● EXERCISE BRIEF:
Repeat the records verbatim and leave the pictures out of your copy.

● RECORDS FOR PROCESSING:
###

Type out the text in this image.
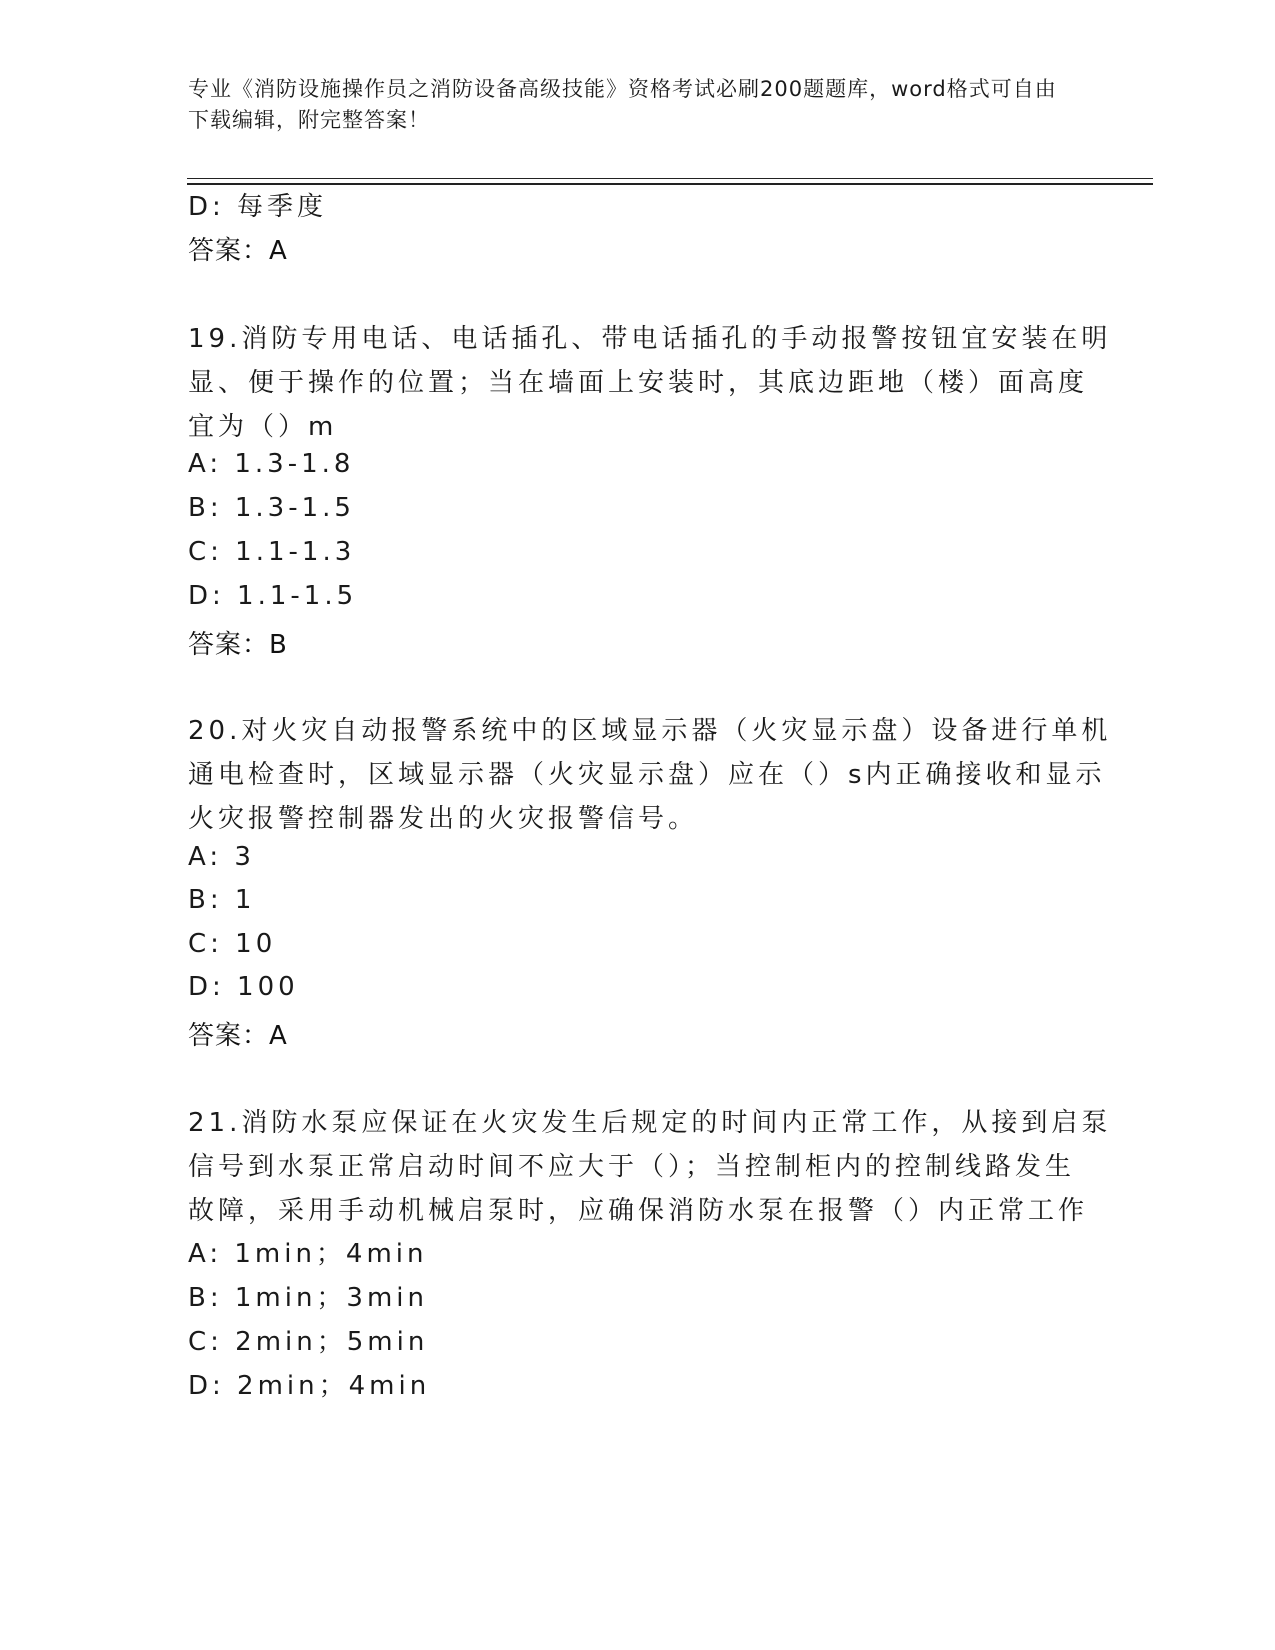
专业《消防设施操作员之消防设备高级技能》资格考试必刷200题题库，word格式可自由下载编辑，附完整答案！
D: 每季度
答案：A
19.消防专用电话、电话插孔、带电话插孔的手动报警按钮宜安装在明
显、便于操作的位置；当在墙面上安装时，其底边距地（楼）面高度
宜为（）m
A: 1.3-1.8
B: 1.3-1.5
C: 1.1-1.3
D: 1.1-1.5
答案：B
20.对火灾自动报警系统中的区域显示器（火灾显示盘）设备进行单机
通电检查时，区域显示器（火灾显示盘）应在（）s内正确接收和显示
火灾报警控制器发出的火灾报警信号。
A: 3
B: 1
C: 10
D: 100
答案：A
21.消防水泵应保证在火灾发生后规定的时间内正常工作，从接到启泵
信号到水泵正常启动时间不应大于（）；当控制柜内的控制线路发生
故障，采用手动机械启泵时，应确保消防水泵在报警（）内正常工作
A: 1min；4min
B: 1min；3min
C: 2min；5min
D: 2min；4min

###

● ANSWER FOR THE TASK:
Type out the text in this image.
专业《消防设施操作员之消防设备高级技能》资格考试必刷200题题库，word格式可自由下载编辑，附完整答案！
D: 每季度
答案：A
19.消防专用电话、电话插孔、带电话插孔的手动报警按钮宜安装在明
显、便于操作的位置；当在墙面上安装时，其底边距地（楼）面高度
宜为（）m
A: 1.3-1.8
B: 1.3-1.5
C: 1.1-1.3
D: 1.1-1.5
答案：B
20.对火灾自动报警系统中的区域显示器（火灾显示盘）设备进行单机
通电检查时，区域显示器（火灾显示盘）应在（）s内正确接收和显示
火灾报警控制器发出的火灾报警信号。
A: 3
B: 1
C: 10
D: 100
答案：A
21.消防水泵应保证在火灾发生后规定的时间内正常工作，从接到启泵
信号到水泵正常启动时间不应大于（）；当控制柜内的控制线路发生
故障，采用手动机械启泵时，应确保消防水泵在报警（）内正常工作
A: 1min；4min
B: 1min；3min
C: 2min；5min
D: 2min；4min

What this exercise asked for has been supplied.